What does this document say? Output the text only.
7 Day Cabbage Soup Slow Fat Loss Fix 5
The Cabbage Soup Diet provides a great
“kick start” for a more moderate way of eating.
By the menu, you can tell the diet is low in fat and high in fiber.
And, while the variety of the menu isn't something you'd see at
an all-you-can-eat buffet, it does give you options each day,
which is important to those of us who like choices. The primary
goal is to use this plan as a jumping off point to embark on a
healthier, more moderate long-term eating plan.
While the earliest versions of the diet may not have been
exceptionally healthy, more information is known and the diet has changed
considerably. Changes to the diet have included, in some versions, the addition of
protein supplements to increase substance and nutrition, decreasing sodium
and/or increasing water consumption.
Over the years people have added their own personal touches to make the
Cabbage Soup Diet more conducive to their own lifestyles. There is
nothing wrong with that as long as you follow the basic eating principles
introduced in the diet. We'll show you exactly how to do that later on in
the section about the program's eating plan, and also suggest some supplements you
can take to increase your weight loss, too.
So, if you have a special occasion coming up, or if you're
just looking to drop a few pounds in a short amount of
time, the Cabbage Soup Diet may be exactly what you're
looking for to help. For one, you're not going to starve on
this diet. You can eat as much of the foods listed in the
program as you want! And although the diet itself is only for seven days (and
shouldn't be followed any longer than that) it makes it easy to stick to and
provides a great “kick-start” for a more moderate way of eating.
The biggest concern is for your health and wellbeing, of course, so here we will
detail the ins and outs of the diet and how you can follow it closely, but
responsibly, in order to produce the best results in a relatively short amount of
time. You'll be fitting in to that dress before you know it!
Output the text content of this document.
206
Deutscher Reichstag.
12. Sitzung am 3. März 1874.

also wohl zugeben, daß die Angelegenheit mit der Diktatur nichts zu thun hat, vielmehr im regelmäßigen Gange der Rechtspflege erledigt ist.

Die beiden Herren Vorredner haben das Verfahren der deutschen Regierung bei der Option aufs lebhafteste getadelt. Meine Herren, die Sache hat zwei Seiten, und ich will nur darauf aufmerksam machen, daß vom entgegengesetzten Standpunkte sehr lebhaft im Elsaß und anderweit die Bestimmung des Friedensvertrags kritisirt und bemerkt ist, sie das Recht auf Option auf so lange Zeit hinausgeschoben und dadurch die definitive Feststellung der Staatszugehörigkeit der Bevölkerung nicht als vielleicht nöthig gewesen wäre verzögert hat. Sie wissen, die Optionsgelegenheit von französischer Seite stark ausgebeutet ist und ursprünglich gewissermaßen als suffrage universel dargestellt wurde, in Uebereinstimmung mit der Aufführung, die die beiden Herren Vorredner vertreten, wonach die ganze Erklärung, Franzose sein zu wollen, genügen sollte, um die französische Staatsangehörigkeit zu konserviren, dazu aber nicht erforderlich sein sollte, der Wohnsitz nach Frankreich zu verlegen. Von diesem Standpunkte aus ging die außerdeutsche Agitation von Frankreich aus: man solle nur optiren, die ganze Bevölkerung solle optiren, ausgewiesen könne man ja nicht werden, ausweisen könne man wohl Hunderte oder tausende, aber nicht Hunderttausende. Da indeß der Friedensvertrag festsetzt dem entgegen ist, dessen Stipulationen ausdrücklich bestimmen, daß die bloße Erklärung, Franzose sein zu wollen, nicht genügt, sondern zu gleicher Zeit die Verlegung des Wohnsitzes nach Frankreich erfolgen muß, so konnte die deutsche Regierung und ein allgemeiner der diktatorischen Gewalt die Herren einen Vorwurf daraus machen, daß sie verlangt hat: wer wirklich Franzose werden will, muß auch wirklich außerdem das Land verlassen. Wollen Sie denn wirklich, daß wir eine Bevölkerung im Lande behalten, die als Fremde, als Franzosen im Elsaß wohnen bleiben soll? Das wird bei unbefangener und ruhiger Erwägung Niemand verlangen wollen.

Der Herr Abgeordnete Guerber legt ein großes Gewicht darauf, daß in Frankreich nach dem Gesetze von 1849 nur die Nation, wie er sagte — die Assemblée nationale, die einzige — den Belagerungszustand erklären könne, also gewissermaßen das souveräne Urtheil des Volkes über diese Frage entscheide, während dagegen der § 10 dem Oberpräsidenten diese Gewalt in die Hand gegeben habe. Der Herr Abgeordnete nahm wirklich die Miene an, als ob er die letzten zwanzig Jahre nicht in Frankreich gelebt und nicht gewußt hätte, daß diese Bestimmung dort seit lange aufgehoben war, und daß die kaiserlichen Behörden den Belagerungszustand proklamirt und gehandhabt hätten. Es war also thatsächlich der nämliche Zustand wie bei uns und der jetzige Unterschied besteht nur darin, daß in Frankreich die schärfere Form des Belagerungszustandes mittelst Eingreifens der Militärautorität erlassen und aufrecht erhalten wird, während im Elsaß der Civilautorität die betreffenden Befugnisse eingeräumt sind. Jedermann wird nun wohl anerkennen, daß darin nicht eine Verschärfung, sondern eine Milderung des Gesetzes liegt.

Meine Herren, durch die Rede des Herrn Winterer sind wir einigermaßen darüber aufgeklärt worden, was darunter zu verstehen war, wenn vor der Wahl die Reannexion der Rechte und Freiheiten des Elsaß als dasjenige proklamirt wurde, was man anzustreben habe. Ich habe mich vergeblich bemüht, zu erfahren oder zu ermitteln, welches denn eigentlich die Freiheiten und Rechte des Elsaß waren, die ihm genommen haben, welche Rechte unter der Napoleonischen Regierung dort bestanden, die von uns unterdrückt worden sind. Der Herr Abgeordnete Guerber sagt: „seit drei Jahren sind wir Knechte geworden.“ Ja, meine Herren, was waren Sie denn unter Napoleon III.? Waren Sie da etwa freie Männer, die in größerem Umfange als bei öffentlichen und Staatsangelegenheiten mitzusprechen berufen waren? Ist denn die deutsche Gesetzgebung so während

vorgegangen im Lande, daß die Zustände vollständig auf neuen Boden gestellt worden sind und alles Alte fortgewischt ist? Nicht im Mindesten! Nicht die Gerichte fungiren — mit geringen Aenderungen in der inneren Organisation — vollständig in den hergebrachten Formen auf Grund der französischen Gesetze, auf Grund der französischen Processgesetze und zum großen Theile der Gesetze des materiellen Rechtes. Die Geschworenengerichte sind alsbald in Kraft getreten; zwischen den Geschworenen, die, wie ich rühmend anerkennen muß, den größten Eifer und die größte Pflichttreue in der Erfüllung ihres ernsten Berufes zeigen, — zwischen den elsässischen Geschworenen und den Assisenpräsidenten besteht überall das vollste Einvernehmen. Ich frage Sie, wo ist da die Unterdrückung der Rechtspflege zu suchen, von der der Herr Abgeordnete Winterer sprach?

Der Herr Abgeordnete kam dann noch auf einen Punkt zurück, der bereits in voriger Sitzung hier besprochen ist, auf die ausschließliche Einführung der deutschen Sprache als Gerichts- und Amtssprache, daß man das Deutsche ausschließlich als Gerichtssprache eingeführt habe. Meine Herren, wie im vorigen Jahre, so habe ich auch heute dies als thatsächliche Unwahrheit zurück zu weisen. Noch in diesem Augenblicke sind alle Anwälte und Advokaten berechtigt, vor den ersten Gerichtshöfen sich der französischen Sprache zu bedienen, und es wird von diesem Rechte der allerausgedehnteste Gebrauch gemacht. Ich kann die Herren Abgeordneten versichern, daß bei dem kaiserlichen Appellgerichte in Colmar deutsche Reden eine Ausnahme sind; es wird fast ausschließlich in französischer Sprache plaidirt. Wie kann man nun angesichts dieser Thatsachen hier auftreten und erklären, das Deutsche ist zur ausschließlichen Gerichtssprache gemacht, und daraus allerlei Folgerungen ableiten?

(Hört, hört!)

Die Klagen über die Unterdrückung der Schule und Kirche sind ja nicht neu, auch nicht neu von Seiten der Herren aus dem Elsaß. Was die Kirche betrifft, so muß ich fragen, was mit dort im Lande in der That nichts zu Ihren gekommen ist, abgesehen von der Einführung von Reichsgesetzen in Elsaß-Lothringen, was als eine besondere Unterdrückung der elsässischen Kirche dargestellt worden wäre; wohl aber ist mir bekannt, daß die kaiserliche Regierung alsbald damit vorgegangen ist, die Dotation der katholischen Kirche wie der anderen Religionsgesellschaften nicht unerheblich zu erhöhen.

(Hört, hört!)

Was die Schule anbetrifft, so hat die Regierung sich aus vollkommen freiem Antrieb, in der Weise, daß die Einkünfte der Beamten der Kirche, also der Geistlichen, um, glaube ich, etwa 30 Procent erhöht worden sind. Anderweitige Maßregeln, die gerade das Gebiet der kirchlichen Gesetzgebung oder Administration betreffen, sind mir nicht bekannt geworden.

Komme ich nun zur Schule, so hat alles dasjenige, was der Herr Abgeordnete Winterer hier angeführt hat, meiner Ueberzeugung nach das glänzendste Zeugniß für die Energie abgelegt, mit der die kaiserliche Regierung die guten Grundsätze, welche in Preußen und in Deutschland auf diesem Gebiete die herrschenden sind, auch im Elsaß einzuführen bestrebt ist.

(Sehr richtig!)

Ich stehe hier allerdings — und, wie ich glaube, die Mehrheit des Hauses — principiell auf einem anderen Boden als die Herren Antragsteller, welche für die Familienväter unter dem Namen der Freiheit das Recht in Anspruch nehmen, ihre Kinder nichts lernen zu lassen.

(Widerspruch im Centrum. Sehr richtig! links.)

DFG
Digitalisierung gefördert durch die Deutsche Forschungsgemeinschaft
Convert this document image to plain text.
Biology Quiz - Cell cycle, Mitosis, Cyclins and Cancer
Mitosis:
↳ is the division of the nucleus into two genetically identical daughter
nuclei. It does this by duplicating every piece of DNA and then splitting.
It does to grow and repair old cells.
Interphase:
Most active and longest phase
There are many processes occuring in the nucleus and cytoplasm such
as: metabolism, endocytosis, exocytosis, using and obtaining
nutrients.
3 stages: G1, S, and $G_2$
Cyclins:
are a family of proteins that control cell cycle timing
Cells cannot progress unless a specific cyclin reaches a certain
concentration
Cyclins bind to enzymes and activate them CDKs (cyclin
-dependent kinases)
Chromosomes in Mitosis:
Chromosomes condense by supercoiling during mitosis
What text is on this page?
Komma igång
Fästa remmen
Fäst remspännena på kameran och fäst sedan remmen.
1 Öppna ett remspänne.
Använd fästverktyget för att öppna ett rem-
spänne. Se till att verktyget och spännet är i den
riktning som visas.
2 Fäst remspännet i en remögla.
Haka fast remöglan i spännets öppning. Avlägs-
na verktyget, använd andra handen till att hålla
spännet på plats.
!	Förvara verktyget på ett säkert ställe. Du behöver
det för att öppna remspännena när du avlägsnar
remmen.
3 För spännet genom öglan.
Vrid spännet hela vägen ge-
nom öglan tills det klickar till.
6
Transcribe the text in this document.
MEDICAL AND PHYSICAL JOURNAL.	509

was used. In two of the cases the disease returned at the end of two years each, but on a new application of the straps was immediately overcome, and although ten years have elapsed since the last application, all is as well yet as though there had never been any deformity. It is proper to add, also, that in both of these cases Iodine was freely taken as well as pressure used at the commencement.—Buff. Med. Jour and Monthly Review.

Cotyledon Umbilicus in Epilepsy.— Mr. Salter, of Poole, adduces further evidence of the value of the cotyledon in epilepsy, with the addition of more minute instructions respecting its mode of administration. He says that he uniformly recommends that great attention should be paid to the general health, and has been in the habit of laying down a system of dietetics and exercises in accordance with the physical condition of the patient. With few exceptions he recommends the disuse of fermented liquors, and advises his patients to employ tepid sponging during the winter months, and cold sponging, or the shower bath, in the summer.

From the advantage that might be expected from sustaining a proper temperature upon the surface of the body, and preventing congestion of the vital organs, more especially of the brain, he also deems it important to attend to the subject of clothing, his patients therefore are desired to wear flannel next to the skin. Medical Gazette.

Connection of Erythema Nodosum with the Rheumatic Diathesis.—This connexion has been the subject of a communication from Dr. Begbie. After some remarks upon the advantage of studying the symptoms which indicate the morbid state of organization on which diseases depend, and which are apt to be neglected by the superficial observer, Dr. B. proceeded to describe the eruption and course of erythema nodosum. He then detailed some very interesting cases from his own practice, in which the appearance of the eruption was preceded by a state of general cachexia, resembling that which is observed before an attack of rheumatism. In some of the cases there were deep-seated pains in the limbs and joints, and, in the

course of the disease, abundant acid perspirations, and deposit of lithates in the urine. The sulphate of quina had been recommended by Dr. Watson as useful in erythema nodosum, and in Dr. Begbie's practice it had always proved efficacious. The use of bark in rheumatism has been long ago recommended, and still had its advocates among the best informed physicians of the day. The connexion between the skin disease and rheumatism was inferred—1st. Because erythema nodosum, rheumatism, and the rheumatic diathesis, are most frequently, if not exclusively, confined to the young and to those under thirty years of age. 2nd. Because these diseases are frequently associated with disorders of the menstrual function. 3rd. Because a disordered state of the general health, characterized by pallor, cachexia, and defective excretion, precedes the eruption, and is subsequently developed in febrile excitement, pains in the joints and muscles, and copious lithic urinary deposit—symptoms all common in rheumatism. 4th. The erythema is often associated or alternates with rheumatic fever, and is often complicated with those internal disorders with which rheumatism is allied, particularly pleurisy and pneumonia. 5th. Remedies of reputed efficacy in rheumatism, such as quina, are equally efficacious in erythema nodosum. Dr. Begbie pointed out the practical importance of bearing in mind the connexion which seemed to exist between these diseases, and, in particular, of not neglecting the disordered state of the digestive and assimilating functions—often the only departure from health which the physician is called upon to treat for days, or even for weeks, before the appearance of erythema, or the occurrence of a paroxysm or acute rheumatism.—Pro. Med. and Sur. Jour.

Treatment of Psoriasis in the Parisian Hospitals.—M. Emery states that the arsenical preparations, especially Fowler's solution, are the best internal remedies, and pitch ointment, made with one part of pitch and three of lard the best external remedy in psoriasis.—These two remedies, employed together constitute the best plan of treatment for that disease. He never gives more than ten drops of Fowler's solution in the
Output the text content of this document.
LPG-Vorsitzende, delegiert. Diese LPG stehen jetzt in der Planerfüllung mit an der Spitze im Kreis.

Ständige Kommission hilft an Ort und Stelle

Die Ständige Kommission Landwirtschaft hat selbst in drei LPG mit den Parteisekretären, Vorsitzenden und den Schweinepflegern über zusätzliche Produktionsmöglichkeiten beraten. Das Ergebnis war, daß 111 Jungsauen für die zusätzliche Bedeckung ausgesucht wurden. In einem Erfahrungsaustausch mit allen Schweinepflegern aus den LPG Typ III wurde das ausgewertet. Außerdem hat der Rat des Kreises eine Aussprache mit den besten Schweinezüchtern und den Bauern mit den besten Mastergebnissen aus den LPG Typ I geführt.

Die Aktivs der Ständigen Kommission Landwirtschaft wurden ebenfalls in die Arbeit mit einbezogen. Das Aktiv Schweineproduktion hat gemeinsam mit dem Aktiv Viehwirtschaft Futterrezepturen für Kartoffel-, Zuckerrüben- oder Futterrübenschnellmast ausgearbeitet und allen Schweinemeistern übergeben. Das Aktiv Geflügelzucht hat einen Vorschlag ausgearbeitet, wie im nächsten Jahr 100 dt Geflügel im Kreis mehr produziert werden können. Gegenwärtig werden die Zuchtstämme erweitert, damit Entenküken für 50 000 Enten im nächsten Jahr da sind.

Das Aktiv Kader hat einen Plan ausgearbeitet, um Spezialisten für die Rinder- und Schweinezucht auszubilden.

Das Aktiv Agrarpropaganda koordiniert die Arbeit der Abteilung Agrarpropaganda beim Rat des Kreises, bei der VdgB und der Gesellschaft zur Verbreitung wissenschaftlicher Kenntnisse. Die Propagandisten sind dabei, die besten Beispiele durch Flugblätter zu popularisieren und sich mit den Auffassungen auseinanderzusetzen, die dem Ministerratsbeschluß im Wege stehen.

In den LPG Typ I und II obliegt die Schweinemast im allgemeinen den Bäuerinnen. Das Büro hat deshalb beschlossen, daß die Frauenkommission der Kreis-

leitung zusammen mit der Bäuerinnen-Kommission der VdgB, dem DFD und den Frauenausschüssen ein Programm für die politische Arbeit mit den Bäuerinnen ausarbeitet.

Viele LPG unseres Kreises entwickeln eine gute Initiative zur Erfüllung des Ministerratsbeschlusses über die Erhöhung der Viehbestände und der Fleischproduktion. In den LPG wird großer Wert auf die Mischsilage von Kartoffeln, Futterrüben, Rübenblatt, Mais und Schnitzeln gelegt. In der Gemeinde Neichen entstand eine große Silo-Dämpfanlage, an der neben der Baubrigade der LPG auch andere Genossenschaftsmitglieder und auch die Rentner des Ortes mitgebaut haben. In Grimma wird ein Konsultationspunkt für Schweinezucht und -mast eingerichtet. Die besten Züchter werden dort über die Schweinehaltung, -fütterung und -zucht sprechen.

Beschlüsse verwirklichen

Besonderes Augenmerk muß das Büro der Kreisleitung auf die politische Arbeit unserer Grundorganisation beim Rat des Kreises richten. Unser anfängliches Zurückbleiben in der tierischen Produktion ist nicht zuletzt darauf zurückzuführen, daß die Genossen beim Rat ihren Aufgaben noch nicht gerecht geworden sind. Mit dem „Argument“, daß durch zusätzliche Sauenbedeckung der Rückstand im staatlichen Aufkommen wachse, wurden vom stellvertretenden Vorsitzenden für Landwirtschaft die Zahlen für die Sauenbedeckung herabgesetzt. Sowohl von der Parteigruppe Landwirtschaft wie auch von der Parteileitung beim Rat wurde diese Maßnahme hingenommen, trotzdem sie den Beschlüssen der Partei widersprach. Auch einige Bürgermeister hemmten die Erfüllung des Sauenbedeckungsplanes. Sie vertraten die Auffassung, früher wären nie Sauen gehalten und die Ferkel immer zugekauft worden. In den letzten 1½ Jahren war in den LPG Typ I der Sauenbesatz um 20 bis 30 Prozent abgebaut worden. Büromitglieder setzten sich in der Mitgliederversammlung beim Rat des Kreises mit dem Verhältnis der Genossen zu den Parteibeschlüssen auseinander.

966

▸ **To do**: Compute the number of lines in the records that contain the string "start", and return that number alone.

▸ **Solution to this task**: 2